§ Supplied entries
___

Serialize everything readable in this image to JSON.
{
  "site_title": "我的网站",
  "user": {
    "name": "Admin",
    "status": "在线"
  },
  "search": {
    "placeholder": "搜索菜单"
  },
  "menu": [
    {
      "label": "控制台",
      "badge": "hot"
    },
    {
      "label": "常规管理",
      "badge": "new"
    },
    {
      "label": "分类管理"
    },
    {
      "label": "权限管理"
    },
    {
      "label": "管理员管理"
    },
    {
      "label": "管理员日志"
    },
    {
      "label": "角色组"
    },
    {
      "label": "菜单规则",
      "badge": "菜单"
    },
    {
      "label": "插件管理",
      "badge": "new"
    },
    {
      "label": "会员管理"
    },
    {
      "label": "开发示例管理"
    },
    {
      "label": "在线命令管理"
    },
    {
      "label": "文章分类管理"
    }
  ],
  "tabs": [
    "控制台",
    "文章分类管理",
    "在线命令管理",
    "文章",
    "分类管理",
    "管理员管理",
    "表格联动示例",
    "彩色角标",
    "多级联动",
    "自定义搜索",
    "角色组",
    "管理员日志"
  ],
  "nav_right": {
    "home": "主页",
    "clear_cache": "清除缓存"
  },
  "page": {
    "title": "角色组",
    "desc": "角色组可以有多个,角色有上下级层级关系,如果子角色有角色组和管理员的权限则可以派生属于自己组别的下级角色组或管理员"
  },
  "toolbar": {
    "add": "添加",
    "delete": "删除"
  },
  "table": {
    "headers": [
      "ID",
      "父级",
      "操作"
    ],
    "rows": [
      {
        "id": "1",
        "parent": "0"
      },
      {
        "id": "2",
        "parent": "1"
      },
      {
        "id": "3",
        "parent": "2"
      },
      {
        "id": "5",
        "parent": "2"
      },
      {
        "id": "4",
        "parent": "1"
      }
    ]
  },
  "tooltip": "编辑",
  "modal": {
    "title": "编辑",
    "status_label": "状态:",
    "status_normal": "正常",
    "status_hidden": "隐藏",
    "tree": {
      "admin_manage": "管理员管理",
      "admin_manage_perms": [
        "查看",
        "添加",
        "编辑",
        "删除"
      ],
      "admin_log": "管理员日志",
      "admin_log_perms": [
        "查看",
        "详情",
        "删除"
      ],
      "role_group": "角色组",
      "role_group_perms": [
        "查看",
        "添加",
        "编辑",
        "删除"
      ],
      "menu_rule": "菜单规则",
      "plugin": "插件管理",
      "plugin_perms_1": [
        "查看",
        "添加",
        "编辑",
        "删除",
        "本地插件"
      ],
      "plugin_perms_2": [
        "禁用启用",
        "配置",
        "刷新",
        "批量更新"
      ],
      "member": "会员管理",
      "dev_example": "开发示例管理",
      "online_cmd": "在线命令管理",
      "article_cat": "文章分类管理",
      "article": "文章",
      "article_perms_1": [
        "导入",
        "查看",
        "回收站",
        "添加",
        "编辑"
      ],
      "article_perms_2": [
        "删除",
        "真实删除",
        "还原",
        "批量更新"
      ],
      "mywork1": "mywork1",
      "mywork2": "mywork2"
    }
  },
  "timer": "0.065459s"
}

___

§ Do this
Each line that contains the word "在线命令管理" counts toward the total; give only that total.

§ Finished task
3